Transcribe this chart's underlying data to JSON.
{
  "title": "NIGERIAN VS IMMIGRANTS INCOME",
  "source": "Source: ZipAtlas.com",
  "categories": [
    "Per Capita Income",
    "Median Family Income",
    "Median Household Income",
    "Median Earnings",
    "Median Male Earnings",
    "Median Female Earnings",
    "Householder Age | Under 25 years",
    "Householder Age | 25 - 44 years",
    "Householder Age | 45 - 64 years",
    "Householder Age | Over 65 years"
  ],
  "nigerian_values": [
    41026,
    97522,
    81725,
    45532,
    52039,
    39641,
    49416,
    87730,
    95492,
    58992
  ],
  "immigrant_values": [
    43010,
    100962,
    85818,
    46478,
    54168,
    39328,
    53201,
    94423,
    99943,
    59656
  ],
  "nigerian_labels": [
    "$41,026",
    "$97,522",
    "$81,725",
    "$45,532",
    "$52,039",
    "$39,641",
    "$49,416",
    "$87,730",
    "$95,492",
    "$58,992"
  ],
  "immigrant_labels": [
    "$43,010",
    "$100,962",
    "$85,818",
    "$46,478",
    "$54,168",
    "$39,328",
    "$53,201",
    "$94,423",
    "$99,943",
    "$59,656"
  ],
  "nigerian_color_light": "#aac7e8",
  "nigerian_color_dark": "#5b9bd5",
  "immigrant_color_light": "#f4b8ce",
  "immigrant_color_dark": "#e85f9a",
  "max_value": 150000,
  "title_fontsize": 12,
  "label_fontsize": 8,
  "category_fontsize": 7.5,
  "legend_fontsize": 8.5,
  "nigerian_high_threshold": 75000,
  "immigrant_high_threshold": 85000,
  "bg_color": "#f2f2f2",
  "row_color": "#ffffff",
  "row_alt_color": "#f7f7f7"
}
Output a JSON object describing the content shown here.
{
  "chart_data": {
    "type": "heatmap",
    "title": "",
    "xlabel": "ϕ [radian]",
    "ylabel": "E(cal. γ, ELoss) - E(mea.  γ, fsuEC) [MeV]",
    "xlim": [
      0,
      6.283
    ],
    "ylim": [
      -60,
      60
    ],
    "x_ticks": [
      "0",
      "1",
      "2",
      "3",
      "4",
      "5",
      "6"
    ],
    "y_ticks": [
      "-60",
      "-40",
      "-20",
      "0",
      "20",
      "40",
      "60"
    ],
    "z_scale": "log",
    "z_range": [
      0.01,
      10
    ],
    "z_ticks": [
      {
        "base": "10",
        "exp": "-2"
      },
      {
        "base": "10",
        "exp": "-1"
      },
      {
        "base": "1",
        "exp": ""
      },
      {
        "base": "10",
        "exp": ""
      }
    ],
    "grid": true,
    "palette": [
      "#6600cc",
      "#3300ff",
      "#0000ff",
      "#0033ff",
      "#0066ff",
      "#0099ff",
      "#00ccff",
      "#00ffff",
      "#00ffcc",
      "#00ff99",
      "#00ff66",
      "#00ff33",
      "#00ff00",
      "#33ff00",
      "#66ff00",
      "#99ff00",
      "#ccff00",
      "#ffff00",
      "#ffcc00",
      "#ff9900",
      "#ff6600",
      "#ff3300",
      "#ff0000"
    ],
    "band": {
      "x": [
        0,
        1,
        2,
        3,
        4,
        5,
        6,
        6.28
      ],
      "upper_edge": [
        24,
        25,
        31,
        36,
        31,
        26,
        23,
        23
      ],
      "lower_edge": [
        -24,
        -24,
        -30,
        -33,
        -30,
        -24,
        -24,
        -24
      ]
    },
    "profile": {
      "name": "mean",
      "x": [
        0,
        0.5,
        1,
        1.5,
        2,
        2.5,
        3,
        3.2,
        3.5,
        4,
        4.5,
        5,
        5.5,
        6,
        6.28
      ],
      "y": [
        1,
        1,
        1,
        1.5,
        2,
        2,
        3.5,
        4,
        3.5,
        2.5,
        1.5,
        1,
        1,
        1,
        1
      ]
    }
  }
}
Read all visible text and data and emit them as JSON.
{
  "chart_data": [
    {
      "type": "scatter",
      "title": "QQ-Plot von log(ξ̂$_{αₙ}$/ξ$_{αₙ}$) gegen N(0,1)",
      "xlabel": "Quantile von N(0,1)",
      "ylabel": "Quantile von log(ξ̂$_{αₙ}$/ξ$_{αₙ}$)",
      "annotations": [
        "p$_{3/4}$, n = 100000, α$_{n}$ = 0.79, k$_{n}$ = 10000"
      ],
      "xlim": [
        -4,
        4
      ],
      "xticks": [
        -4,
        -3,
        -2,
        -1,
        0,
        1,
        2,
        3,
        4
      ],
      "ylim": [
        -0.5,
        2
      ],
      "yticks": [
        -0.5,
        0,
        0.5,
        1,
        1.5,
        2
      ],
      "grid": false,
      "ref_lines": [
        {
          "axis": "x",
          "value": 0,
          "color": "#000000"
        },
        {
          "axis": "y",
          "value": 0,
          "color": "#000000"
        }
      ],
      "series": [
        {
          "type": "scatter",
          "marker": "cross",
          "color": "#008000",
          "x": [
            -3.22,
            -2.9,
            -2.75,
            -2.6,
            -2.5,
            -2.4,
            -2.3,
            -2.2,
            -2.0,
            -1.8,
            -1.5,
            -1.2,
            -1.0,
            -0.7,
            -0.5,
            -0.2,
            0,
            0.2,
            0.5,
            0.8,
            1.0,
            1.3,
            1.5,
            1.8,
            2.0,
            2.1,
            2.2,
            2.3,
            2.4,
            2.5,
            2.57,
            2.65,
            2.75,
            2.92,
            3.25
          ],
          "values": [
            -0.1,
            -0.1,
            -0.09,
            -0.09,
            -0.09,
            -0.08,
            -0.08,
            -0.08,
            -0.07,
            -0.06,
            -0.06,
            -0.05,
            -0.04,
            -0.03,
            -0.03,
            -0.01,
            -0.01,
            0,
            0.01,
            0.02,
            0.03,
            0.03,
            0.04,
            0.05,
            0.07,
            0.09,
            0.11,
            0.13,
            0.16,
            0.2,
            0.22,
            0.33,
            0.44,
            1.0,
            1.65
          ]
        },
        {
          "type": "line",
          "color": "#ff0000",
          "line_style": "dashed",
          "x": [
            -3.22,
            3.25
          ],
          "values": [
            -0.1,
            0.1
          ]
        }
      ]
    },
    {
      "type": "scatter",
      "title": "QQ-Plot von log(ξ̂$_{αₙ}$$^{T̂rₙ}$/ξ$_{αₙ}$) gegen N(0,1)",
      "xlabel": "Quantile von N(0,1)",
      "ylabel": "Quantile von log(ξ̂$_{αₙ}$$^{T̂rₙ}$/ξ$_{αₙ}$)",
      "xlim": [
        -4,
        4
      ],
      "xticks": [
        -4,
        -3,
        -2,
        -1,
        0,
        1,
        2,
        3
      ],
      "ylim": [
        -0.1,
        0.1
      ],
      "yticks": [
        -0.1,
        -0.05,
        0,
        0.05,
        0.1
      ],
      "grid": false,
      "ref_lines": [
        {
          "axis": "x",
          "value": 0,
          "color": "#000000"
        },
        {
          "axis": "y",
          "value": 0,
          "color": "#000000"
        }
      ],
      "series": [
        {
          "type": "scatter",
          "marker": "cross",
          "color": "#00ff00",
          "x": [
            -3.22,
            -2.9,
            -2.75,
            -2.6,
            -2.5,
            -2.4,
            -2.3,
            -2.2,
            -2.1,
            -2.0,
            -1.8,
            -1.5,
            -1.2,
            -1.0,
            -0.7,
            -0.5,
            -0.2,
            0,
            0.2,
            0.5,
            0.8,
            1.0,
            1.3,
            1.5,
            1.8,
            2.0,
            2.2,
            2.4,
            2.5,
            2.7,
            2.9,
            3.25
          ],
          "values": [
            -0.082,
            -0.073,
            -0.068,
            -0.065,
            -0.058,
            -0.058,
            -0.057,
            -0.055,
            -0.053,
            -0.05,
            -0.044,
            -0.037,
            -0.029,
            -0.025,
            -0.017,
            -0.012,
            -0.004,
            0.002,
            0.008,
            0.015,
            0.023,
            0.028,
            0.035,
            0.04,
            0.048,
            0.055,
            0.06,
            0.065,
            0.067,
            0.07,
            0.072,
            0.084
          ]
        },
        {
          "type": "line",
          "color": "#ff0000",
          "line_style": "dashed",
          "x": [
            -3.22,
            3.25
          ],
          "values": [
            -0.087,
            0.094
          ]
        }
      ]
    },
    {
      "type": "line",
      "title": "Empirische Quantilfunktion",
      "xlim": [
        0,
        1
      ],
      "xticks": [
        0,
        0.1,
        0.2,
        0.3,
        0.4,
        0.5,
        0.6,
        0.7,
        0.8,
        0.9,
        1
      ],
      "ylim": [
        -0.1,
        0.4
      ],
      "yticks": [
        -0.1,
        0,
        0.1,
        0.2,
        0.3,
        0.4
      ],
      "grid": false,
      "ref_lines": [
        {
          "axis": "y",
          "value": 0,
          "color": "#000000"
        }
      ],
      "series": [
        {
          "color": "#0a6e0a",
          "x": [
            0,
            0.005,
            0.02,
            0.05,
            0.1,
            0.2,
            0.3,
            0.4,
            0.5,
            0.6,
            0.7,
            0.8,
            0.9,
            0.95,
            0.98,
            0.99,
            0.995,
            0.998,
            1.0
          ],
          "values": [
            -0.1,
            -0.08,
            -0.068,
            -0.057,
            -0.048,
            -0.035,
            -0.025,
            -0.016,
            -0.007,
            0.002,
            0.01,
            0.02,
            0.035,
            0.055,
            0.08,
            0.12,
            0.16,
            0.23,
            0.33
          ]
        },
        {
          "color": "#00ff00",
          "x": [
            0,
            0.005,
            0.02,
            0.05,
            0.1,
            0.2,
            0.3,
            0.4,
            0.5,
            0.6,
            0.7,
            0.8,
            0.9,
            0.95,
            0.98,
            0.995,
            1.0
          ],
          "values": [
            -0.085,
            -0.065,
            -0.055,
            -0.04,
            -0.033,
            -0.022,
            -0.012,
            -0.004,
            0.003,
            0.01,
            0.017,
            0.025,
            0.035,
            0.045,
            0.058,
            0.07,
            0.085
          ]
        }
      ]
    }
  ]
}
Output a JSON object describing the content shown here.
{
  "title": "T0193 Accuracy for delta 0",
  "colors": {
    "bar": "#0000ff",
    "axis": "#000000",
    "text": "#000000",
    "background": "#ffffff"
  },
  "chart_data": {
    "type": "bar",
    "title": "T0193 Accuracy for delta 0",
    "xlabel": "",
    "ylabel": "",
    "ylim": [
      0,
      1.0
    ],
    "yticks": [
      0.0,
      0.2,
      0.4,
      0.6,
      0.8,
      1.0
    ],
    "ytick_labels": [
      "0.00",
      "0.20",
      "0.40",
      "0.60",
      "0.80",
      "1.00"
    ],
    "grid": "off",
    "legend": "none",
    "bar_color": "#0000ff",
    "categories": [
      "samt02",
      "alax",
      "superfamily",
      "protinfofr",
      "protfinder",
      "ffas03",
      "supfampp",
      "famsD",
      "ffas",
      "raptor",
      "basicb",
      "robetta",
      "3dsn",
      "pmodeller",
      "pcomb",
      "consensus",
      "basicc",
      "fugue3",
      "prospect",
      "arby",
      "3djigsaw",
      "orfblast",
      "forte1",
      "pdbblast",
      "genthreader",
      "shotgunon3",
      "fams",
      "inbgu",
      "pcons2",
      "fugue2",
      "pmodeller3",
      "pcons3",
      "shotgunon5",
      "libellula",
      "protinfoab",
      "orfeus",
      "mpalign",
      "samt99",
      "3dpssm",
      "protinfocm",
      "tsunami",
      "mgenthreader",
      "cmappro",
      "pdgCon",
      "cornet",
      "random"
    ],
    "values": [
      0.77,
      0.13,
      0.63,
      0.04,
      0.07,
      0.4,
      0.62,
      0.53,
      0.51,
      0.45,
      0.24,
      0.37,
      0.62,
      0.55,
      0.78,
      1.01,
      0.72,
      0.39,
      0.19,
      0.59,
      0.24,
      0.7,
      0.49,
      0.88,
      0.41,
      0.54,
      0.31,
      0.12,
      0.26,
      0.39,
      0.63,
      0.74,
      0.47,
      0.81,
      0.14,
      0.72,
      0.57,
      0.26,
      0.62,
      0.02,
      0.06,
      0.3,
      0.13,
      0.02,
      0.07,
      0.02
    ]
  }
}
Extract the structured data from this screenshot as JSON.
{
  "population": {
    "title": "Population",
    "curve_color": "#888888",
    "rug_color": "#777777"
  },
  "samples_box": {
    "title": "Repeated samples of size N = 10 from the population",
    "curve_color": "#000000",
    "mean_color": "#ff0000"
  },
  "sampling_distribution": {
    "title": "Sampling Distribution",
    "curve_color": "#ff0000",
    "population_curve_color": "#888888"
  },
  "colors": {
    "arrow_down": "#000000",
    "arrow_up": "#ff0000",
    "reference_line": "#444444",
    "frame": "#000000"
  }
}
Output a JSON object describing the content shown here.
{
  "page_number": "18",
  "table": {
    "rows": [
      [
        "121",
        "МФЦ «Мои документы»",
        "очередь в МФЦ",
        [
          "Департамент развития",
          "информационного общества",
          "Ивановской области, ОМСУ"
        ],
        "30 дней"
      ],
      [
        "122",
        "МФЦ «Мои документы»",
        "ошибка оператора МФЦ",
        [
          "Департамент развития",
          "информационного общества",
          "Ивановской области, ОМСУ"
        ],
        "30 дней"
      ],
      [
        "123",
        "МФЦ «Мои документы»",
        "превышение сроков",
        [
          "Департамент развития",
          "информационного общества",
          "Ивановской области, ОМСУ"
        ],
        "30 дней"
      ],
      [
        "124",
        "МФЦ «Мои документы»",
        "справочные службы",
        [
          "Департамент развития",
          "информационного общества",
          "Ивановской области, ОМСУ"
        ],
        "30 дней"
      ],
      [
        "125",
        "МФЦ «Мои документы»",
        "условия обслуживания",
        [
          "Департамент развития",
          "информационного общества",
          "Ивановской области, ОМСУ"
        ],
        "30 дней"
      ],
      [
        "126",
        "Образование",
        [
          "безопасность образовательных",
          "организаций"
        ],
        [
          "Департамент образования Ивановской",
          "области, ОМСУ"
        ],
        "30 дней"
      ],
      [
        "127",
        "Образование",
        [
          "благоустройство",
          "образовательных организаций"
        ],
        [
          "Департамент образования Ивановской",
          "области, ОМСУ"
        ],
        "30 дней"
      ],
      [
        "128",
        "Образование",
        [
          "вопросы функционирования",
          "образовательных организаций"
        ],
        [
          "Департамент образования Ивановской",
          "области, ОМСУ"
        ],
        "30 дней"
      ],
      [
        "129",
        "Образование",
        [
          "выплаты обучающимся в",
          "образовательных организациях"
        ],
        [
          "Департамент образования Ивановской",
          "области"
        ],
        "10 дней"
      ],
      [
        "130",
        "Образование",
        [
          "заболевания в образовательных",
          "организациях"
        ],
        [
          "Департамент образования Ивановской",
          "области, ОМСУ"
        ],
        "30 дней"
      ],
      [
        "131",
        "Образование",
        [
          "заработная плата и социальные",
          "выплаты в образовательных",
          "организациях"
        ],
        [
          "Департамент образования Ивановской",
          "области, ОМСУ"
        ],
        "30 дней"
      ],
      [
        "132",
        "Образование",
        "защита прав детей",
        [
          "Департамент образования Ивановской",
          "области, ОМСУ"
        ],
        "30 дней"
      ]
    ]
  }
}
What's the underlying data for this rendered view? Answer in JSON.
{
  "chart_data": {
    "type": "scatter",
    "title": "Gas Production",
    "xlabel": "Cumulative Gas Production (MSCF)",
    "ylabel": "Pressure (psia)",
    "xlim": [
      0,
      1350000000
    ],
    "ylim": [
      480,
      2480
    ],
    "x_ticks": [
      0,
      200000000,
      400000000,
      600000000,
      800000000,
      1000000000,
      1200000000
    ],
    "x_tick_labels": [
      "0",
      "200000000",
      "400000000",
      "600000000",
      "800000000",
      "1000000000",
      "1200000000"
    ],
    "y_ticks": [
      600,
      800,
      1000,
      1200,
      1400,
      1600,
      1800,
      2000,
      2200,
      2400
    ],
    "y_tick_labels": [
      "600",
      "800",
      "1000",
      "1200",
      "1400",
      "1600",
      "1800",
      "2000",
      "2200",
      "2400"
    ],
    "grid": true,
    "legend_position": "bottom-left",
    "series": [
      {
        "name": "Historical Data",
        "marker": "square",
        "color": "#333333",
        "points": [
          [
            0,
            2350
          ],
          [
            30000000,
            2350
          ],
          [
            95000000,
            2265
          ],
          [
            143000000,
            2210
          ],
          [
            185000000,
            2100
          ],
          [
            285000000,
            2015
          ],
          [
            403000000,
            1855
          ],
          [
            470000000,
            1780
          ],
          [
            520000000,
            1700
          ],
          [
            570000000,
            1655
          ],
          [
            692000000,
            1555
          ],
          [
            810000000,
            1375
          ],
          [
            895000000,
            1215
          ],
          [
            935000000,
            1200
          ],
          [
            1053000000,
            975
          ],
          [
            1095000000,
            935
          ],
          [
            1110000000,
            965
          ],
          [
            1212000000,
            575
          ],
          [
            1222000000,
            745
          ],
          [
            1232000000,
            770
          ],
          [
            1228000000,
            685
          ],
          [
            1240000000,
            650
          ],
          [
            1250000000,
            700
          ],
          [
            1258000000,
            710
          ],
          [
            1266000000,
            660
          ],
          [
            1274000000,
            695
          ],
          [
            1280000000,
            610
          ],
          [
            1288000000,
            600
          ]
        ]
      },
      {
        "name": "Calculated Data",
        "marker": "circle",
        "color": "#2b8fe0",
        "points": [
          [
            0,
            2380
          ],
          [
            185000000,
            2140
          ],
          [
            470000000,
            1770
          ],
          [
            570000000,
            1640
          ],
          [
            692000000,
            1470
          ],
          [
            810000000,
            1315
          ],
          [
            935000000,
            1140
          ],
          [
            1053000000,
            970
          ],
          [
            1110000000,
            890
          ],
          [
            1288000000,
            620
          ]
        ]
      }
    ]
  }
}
──────
Your instructions: Among the records above, how many lines carry the string "gegen"? Reply with the number alone.

Task answer: 2